# [WHAT TO DO]
All lines holding the string "label" are to be shown.

[Items from a figure collection]

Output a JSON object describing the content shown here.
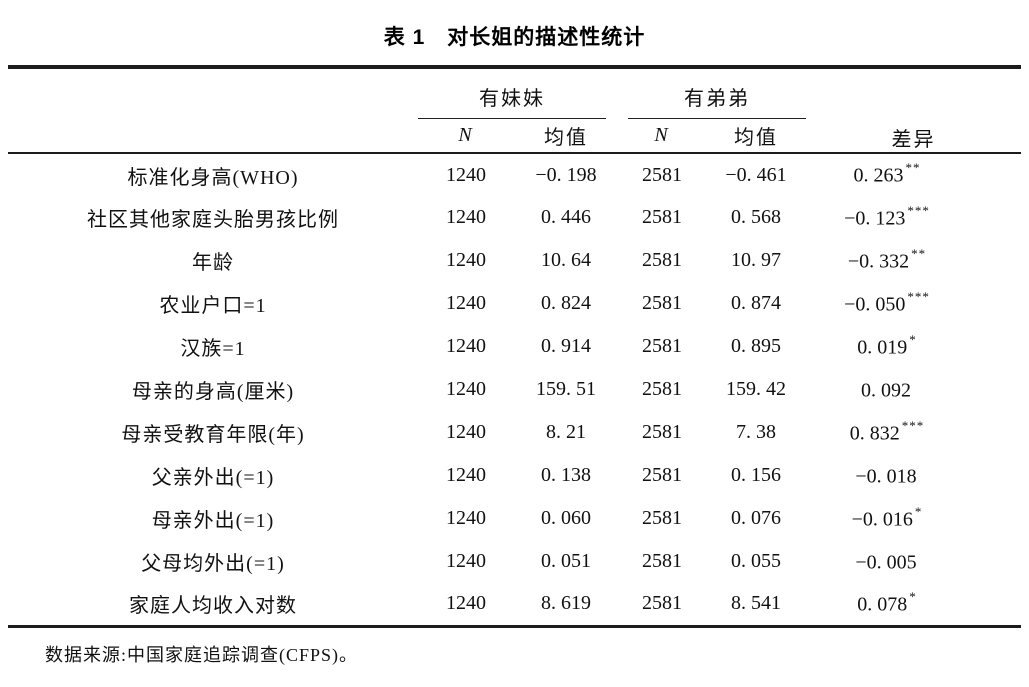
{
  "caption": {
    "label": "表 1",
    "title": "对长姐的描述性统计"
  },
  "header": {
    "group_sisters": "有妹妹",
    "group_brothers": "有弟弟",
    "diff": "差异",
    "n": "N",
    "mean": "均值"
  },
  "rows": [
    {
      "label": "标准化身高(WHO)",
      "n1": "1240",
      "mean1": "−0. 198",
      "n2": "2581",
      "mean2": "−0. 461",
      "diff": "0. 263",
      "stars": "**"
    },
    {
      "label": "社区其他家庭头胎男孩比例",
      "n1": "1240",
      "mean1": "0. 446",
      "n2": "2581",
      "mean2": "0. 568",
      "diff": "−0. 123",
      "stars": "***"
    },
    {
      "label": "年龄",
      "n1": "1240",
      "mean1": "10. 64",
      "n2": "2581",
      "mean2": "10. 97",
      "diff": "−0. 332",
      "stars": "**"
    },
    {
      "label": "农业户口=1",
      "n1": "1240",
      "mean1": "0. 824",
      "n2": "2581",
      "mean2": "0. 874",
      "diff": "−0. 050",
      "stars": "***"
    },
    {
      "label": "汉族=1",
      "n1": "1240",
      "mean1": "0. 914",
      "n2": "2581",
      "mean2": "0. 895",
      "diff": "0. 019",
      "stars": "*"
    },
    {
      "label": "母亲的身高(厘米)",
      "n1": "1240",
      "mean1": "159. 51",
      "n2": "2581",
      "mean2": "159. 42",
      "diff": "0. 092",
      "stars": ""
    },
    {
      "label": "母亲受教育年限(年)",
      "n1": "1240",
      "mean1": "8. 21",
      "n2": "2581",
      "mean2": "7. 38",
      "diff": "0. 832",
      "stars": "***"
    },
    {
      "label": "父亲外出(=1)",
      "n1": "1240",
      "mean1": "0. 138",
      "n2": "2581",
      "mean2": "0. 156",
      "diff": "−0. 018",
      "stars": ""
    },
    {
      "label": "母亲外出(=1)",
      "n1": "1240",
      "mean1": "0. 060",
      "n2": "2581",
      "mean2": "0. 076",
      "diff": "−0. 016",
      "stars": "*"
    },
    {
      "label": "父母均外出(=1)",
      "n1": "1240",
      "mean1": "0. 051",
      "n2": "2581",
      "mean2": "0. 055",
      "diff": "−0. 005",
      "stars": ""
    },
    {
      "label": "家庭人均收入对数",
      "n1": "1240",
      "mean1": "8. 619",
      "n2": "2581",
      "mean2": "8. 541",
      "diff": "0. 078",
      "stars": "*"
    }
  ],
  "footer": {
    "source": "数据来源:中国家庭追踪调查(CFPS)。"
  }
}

# [THE OUTPUT]
    "label": "表 1",
      "label": "标准化身高(WHO)",
      "label": "社区其他家庭头胎男孩比例",
      "label": "年龄",
      "label": "农业户口=1",
      "label": "汉族=1",
      "label": "母亲的身高(厘米)",
      "label": "母亲受教育年限(年)",
      "label": "父亲外出(=1)",
      "label": "母亲外出(=1)",
      "label": "父母均外出(=1)",
      "label": "家庭人均收入对数",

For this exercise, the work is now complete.